**QUOTED PASSAGE**
————————

Fuck, Hamamatsu sells a goddamn visible light spectrometer(C12666MA) so you can get the color down with 15 nanometer resolution.
https://www.hamamatsu.com/jp/en/C12666MA.html

Pic related. Honestly I would really like to know why the Japanese think a dimmer needs 15 fucking nanometer wavelength resolution.

You can also get some shitty color sensors from adafruit/the chink copy of adafruit for much cheaper, but 15 NANOMETER WAVELENGTH RESOLUTION!
>>
>>56364109

This is the adafruit, I think?
https://www.adafruit.com/products/1334?gclid=CKX4grf27M4CFYs9gQodvrMAFA

And a calibration pattern would be? http://www.curtpalme.com/images/SMPTE.gif Something like that?
>>
>>56363959
no, sweet child.

this shit's been standardized since 1937.

the key nobody so far has mentioned is that you need a full-spectrum reference light to compliment the sensor. then you can account for metameric error and translate it accurately to human color vision.

>>56364109
15nm is pretty junk, actually. we only see a range of roughly 320nm. the difference between 500nm and 530 is massive.

>>56364559
buy (not print) a macbeth chart.
>>
>>56366229
>full-spectrum reference
could you just buy a 65w 120v bulb to do that or is that something more specialized?

————————

**TASK OBJECTIVE**
Answer these questions about the forum thread on color sensors:
1. What wavelength resolution does the Hamamatsu spectrometer offer?
2. Since what year has the matter been standardized, according to one reply?
3. What chart does one poster say to buy rather than print?

————————

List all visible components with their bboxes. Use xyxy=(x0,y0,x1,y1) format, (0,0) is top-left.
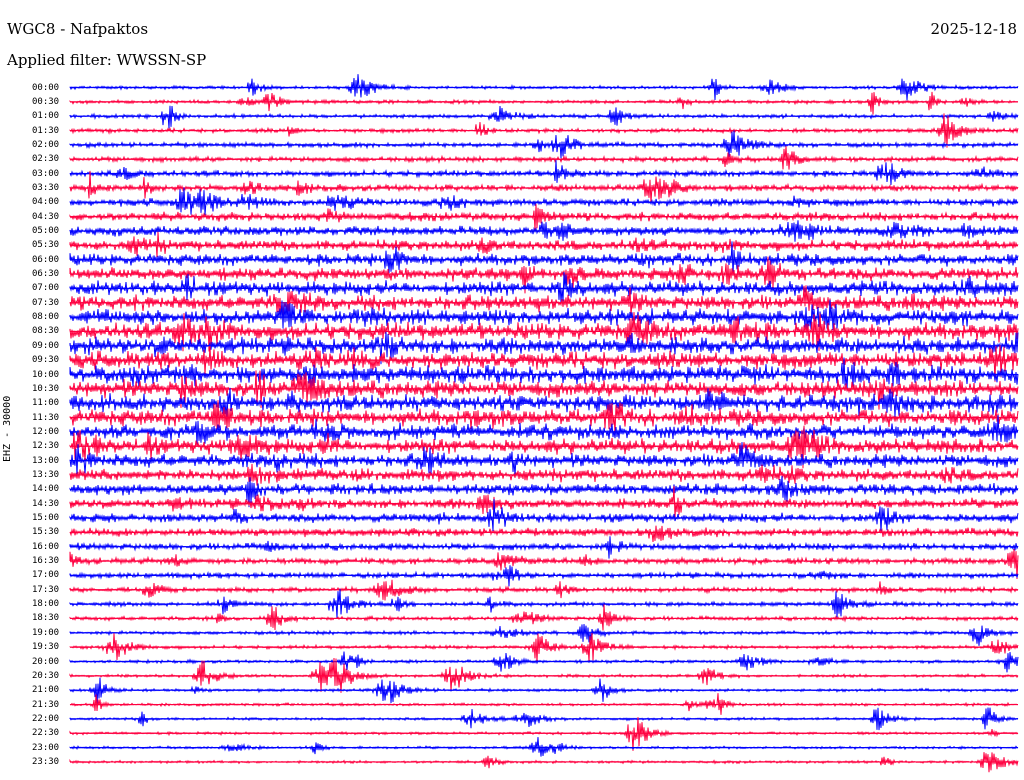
seismic-trace xyxy=(69,536,1019,559)
seismic-trace xyxy=(69,105,1019,129)
seismic-trace xyxy=(69,187,1019,216)
seismic-trace xyxy=(69,91,1019,115)
seismic-trace xyxy=(69,717,1019,751)
seismic-trace xyxy=(69,160,1019,185)
seismic-trace xyxy=(69,604,1019,631)
seismic-trace xyxy=(69,737,1019,757)
seismic-trace xyxy=(69,345,1019,382)
seismic-trace xyxy=(69,525,1019,542)
seismic-trace xyxy=(69,632,1019,664)
seismic-trace xyxy=(69,272,1019,303)
seismic-trace xyxy=(69,299,1019,331)
seismic-trace xyxy=(69,677,1019,707)
seismic-trace xyxy=(69,231,1019,258)
seismic-trace xyxy=(69,146,1019,170)
helicorder-plot xyxy=(69,74,1019,773)
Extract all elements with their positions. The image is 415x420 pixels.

————————

**FINISHED ANSWER**
1. 15 nanometers.
2. 1937.
3. A Macbeth chart.